* [DATA FOR THE TASK]
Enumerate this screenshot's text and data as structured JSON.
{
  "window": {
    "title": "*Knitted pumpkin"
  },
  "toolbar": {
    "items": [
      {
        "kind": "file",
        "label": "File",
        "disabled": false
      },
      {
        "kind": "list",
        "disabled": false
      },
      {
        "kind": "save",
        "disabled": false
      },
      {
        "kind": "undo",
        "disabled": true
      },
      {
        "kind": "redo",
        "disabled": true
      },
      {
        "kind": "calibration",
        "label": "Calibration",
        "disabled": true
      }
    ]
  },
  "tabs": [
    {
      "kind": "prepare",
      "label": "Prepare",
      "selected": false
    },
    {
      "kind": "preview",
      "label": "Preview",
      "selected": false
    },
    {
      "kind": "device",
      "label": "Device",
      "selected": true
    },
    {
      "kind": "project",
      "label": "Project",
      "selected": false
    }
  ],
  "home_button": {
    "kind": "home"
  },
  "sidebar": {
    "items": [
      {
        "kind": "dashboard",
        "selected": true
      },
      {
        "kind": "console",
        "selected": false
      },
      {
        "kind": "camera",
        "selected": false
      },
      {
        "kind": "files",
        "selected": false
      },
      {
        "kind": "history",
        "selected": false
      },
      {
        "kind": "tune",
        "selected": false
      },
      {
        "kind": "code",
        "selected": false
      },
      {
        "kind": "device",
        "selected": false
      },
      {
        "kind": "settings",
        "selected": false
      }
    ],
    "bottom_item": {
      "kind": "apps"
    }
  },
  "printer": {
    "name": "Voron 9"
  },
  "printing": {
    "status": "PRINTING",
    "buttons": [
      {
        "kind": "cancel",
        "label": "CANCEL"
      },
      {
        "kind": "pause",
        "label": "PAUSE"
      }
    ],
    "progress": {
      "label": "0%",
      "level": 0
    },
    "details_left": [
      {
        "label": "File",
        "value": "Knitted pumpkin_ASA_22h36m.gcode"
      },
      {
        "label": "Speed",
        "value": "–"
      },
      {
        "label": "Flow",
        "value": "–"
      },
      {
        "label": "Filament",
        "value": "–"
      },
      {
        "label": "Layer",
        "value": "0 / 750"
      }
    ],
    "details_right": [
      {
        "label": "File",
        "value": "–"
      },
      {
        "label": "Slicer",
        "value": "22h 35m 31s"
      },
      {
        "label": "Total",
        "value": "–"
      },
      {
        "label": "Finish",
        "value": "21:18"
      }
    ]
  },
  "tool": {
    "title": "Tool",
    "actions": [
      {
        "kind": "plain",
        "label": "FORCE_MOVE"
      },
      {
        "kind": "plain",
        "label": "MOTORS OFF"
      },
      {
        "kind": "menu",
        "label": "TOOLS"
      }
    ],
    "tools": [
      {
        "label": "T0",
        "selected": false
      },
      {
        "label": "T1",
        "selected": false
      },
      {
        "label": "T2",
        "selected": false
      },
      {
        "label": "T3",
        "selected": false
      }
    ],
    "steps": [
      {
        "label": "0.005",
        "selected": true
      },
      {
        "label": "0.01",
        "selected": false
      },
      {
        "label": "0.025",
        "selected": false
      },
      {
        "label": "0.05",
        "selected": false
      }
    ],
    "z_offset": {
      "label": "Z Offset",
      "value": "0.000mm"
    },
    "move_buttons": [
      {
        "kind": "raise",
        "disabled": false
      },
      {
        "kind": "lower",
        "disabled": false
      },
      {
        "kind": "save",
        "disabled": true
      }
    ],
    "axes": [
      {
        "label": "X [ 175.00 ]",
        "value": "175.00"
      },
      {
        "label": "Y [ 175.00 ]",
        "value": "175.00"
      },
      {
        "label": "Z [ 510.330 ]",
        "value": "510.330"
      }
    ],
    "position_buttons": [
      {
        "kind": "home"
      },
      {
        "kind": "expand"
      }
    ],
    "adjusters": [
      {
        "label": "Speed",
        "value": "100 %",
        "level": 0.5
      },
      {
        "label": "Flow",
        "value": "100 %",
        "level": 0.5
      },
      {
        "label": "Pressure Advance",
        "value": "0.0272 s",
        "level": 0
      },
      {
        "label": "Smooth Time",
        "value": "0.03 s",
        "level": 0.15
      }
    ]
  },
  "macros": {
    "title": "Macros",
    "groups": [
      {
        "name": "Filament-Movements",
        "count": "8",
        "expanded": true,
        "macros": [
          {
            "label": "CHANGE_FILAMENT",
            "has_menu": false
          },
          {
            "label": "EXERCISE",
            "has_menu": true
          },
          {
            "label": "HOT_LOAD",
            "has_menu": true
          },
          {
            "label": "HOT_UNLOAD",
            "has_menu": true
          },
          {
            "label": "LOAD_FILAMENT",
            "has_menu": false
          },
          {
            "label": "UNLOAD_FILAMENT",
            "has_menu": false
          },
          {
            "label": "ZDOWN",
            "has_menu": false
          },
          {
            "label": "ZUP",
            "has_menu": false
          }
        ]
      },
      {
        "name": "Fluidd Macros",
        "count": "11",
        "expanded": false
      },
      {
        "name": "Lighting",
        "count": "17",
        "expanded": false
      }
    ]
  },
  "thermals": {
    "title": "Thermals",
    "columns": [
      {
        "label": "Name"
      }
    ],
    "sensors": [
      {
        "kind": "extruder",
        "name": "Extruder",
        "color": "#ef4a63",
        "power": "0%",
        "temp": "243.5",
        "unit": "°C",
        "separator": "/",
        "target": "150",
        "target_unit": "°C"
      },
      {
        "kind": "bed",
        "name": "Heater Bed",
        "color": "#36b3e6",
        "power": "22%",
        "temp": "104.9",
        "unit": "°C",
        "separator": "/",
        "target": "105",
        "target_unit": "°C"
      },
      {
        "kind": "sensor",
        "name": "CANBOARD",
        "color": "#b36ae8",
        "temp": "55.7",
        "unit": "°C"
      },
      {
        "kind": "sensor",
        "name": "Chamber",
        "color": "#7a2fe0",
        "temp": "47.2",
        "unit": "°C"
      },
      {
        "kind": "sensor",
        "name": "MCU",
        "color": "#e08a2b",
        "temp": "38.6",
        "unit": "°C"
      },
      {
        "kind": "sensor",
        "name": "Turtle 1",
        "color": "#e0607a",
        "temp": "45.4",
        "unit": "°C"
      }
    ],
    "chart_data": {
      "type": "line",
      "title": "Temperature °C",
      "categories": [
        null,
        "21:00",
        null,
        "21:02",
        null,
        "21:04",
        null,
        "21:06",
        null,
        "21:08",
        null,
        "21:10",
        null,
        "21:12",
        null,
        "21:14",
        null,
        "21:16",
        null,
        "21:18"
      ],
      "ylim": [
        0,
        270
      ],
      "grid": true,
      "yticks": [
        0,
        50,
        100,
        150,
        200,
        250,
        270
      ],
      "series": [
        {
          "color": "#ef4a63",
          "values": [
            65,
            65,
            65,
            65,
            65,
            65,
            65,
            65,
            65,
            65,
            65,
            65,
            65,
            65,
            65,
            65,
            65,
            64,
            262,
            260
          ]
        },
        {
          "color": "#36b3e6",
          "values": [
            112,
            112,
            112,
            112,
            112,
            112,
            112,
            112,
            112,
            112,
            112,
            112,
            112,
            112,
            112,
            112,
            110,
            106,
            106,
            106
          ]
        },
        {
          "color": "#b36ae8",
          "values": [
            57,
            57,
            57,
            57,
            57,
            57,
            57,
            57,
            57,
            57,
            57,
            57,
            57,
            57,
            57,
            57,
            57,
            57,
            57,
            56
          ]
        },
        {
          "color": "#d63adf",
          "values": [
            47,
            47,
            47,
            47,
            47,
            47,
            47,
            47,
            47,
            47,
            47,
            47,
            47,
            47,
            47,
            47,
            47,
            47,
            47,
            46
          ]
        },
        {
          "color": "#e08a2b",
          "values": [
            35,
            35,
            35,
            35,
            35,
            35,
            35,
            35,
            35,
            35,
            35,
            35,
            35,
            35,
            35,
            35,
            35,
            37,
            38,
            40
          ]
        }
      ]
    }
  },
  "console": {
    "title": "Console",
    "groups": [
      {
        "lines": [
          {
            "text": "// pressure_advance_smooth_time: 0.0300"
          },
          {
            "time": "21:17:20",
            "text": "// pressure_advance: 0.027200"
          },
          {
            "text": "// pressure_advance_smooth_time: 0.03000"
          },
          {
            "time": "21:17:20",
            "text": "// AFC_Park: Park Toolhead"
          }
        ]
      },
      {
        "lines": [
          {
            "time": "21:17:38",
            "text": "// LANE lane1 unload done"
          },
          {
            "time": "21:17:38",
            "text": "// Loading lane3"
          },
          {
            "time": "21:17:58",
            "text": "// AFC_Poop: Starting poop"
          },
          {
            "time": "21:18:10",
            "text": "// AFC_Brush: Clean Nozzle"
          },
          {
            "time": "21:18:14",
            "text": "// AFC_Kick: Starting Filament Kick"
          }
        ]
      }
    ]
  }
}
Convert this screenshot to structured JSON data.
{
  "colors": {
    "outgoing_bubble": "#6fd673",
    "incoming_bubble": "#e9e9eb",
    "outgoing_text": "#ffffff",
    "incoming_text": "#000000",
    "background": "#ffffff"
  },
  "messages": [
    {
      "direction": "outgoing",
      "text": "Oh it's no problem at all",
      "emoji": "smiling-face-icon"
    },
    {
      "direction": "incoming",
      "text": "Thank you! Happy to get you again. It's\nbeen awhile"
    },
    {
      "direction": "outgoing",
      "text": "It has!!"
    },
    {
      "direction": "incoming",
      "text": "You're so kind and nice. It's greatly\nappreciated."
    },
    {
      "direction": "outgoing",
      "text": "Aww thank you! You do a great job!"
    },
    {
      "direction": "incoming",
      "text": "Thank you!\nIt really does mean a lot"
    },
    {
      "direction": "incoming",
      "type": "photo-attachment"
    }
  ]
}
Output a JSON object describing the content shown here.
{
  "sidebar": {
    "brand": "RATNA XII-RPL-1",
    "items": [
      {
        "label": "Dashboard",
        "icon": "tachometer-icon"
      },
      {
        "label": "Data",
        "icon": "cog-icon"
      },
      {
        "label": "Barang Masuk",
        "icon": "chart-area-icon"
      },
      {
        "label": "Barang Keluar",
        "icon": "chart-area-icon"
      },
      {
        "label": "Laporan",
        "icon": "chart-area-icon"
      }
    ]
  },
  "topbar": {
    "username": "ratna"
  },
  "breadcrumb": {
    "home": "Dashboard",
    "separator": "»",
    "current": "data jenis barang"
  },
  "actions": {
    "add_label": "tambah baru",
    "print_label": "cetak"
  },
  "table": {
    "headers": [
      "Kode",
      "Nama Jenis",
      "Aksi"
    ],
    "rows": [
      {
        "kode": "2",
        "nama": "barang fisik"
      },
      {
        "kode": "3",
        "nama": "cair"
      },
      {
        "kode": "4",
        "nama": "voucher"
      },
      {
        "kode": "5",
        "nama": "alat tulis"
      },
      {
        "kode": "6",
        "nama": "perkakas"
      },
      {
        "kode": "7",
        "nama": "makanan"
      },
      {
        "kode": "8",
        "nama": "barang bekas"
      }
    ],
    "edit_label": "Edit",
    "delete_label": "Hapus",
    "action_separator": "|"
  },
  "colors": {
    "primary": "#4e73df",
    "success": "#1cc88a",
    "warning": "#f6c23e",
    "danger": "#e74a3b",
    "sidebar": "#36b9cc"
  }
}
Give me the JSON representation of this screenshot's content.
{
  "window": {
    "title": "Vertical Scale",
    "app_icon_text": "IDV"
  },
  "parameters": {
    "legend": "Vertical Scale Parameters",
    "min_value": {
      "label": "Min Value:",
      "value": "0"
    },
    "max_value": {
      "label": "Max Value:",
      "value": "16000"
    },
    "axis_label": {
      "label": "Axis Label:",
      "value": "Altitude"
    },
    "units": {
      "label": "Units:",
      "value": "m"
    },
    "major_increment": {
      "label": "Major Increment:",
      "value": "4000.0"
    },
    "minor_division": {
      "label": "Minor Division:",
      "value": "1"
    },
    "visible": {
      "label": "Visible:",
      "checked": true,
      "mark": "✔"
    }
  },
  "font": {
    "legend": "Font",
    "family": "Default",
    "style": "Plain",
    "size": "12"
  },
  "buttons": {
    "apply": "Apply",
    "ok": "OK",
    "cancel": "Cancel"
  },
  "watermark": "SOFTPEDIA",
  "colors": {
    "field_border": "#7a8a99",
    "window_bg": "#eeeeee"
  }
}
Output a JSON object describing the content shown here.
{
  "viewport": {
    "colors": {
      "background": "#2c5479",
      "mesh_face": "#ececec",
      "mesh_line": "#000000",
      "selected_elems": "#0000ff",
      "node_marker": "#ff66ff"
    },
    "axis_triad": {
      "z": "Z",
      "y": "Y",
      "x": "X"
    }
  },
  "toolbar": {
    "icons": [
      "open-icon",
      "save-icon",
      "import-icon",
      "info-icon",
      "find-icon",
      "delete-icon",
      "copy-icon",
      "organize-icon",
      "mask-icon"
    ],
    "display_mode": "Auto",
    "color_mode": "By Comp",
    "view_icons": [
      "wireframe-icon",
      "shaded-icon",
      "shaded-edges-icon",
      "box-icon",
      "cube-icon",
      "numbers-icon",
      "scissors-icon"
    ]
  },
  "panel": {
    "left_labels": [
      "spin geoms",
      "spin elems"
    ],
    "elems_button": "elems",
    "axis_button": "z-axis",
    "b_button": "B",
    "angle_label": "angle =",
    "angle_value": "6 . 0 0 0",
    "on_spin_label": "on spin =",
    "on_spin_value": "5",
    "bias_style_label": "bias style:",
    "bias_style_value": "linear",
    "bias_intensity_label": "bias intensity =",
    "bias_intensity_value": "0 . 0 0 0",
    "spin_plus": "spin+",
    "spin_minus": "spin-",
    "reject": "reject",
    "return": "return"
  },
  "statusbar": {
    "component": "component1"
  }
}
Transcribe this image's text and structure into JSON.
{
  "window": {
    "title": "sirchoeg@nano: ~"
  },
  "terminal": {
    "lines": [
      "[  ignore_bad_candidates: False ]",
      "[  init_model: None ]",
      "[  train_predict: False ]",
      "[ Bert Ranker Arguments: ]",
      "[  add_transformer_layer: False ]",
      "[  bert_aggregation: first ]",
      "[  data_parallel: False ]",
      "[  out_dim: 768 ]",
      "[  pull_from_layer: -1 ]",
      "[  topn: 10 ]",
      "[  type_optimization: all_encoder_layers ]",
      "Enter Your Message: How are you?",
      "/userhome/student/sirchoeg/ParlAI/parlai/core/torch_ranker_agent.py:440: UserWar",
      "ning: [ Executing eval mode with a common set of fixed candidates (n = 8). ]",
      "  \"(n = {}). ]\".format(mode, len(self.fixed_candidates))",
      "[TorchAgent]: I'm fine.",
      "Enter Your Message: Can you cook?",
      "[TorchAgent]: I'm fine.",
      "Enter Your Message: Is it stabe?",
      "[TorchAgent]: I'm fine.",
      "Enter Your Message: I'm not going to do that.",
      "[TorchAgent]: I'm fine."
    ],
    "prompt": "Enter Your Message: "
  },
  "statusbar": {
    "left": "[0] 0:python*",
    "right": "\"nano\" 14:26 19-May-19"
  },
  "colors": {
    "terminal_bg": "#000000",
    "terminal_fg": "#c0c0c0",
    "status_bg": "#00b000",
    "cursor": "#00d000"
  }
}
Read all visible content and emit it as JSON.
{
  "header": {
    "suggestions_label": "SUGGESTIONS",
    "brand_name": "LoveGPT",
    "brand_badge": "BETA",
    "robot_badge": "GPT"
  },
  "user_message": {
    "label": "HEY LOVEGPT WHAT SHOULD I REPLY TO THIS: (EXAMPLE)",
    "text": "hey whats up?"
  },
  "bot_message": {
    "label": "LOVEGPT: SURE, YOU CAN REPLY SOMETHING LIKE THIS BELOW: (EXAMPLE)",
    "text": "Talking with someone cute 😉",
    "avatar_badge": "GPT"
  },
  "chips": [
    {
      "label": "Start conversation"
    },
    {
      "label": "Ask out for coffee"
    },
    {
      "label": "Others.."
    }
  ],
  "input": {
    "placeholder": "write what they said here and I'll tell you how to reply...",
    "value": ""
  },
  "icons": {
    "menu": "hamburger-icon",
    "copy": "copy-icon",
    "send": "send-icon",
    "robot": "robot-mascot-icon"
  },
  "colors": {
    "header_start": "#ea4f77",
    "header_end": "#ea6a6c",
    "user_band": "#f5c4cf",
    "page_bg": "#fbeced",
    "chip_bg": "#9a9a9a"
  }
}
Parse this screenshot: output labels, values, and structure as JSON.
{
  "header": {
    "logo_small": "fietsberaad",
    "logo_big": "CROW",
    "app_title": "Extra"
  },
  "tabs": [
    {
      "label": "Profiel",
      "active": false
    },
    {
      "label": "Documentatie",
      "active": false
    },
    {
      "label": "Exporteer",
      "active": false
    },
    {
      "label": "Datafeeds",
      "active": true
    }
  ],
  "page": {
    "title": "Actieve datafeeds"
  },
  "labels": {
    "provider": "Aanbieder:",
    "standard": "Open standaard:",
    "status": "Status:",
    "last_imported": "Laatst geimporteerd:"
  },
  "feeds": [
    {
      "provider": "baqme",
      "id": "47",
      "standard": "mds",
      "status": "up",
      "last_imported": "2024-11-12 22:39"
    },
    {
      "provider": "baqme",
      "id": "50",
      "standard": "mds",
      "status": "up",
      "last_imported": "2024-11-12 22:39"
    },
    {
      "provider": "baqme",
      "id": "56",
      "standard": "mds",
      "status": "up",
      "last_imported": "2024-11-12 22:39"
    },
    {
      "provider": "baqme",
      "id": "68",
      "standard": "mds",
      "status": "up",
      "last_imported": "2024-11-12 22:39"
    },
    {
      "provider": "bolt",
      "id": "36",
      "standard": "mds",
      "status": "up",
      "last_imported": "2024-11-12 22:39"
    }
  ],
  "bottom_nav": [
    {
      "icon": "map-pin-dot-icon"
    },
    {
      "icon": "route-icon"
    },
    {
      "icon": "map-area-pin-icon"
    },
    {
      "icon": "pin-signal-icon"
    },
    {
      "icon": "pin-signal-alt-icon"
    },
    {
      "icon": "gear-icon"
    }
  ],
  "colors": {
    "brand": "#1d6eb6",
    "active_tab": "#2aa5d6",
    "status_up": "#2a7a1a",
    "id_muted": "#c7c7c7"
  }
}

* [WHAT IS NEEDED] Reproduce the lines of the entries above exactly, but only from the line containing "Parse this screenshot: output" through the final line.

* [ANSWER BELOW]
Parse this screenshot: output labels, values, and structure as JSON.
{
  "header": {
    "logo_small": "fietsberaad",
    "logo_big": "CROW",
    "app_title": "Extra"
  },
  "tabs": [
    {
      "label": "Profiel",
      "active": false
    },
    {
      "label": "Documentatie",
      "active": false
    },
    {
      "label": "Exporteer",
      "active": false
    },
    {
      "label": "Datafeeds",
      "active": true
    }
  ],
  "page": {
    "title": "Actieve datafeeds"
  },
  "labels": {
    "provider": "Aanbieder:",
    "standard": "Open standaard:",
    "status": "Status:",
    "last_imported": "Laatst geimporteerd:"
  },
  "feeds": [
    {
      "provider": "baqme",
      "id": "47",
      "standard": "mds",
      "status": "up",
      "last_imported": "2024-11-12 22:39"
    },
    {
      "provider": "baqme",
      "id": "50",
      "standard": "mds",
      "status": "up",
      "last_imported": "2024-11-12 22:39"
    },
    {
      "provider": "baqme",
      "id": "56",
      "standard": "mds",
      "status": "up",
      "last_imported": "2024-11-12 22:39"
    },
    {
      "provider": "baqme",
      "id": "68",
      "standard": "mds",
      "status": "up",
      "last_imported": "2024-11-12 22:39"
    },
    {
      "provider": "bolt",
      "id": "36",
      "standard": "mds",
      "status": "up",
      "last_imported": "2024-11-12 22:39"
    }
  ],
  "bottom_nav": [
    {
      "icon": "map-pin-dot-icon"
    },
    {
      "icon": "route-icon"
    },
    {
      "icon": "map-area-pin-icon"
    },
    {
      "icon": "pin-signal-icon"
    },
    {
      "icon": "pin-signal-alt-icon"
    },
    {
      "icon": "gear-icon"
    }
  ],
  "colors": {
    "brand": "#1d6eb6",
    "active_tab": "#2aa5d6",
    "status_up": "#2a7a1a",
    "id_muted": "#c7c7c7"
  }
}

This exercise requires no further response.